▶ [WORK INSTRUCTIONS] Work through the following lines and count those that hold the word "intensity". Reply with that number only.

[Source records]
- - -
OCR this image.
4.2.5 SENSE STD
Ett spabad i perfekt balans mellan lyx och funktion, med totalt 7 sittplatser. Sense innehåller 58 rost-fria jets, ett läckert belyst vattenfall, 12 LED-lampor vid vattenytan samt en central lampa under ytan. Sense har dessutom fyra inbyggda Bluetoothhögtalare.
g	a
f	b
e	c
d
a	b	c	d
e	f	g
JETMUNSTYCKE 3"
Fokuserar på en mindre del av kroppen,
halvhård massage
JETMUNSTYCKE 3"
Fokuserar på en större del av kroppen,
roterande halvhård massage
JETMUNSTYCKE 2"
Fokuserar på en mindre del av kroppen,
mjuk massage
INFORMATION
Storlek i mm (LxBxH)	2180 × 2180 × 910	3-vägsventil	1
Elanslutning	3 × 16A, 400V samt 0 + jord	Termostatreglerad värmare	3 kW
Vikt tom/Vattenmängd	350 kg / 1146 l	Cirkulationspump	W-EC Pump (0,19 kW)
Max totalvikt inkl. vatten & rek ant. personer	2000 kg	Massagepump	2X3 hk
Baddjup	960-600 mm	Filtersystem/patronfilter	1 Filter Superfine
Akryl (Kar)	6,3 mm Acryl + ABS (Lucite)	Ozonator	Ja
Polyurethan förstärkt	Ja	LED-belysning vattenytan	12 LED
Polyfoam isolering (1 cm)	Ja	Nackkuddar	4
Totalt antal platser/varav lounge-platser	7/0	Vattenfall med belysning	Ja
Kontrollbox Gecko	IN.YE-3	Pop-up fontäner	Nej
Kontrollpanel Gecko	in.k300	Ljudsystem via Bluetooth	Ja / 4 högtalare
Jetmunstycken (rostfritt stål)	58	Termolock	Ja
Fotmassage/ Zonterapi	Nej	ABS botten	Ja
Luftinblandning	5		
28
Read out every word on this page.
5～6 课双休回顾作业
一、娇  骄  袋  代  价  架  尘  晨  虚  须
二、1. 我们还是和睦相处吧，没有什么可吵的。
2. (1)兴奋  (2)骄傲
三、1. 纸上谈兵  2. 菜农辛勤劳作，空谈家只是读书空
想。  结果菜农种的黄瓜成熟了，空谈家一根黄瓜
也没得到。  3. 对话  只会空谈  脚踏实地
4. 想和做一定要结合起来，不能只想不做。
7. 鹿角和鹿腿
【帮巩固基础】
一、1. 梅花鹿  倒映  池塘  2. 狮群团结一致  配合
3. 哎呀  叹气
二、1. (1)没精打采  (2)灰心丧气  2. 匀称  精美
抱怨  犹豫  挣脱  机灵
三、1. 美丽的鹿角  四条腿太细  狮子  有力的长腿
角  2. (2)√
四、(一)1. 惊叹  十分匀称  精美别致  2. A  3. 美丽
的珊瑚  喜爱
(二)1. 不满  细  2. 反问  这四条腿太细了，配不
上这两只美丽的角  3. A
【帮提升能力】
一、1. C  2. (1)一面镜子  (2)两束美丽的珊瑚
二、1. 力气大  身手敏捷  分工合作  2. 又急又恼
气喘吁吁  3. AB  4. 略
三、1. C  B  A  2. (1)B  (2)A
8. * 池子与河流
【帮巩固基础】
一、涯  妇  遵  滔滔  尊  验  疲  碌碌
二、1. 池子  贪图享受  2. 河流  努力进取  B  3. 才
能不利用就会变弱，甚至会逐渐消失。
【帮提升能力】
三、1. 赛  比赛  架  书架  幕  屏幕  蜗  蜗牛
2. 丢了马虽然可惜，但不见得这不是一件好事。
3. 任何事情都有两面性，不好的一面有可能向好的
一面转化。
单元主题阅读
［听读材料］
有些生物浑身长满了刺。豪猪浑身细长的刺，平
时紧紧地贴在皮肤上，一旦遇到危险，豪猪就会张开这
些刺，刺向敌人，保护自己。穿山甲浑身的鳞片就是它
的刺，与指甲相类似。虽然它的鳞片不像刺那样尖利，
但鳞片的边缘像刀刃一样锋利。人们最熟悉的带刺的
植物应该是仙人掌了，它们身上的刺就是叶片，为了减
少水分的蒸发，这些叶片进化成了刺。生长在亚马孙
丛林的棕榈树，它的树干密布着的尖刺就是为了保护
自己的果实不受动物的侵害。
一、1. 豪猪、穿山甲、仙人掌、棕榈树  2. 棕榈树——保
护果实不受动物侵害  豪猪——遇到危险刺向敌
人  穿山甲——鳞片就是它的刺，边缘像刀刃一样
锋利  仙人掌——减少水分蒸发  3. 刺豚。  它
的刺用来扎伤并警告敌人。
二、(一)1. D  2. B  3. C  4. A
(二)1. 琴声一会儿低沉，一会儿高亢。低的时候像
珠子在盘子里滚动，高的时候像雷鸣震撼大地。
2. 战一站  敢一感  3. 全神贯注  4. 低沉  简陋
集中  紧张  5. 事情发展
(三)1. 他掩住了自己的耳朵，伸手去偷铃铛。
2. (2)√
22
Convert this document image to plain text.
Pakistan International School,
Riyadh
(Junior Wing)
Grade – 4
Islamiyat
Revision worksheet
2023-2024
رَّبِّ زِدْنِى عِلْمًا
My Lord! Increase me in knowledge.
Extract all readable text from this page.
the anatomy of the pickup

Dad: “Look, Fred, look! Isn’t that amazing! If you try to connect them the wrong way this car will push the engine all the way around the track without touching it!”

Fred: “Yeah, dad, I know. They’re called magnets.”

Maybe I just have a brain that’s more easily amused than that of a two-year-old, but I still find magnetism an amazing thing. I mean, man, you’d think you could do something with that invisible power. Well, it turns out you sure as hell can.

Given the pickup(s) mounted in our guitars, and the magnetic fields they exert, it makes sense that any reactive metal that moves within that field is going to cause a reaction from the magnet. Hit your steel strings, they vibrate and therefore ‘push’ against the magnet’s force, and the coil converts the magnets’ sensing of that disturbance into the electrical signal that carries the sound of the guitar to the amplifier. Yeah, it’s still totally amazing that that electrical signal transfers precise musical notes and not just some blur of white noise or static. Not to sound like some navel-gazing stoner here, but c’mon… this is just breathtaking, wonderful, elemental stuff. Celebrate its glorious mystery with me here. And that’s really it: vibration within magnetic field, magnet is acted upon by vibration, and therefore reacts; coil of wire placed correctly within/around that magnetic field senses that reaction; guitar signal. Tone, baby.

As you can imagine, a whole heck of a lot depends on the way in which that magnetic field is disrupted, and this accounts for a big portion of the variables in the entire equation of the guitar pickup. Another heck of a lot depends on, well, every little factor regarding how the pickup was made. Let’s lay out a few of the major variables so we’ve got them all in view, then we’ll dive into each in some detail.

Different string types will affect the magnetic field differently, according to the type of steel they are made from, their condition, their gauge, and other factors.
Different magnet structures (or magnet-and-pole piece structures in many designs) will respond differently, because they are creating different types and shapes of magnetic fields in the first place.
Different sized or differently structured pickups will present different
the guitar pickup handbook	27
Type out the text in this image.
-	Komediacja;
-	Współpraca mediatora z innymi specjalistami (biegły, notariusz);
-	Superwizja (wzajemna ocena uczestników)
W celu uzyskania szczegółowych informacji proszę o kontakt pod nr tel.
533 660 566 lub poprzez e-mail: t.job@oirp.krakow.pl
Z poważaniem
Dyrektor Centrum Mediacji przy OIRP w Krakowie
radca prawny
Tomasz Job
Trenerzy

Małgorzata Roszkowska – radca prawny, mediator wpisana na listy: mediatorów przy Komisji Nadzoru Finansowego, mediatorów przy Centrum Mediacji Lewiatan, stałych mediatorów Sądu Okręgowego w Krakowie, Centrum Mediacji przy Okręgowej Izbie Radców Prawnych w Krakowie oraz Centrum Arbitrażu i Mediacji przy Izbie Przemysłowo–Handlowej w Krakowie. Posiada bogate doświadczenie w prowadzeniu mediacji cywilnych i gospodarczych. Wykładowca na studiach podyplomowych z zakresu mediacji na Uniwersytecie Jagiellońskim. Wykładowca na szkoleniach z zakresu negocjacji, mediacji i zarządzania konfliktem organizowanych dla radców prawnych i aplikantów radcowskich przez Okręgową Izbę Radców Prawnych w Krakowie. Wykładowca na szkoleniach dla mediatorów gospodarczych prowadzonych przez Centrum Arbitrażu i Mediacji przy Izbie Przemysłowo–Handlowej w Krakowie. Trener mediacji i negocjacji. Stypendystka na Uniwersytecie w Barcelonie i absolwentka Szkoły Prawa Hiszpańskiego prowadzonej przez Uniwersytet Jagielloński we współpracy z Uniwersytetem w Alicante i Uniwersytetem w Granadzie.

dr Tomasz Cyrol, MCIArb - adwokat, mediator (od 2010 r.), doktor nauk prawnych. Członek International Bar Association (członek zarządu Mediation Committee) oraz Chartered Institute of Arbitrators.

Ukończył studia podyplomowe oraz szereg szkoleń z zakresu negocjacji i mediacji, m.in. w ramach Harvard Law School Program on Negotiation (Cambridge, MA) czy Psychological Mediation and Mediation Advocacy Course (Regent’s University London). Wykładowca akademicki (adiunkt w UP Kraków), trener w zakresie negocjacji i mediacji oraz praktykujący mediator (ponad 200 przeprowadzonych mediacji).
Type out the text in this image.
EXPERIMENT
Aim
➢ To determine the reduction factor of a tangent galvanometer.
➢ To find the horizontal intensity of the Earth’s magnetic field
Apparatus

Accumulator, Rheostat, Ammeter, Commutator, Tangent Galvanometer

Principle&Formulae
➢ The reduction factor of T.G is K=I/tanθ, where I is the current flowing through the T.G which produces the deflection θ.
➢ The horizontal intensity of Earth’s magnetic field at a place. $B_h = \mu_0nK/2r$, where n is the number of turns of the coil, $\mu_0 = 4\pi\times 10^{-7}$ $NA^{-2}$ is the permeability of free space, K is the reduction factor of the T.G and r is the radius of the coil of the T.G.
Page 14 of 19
- - -
▶ [WRITTEN SOLUTION] 2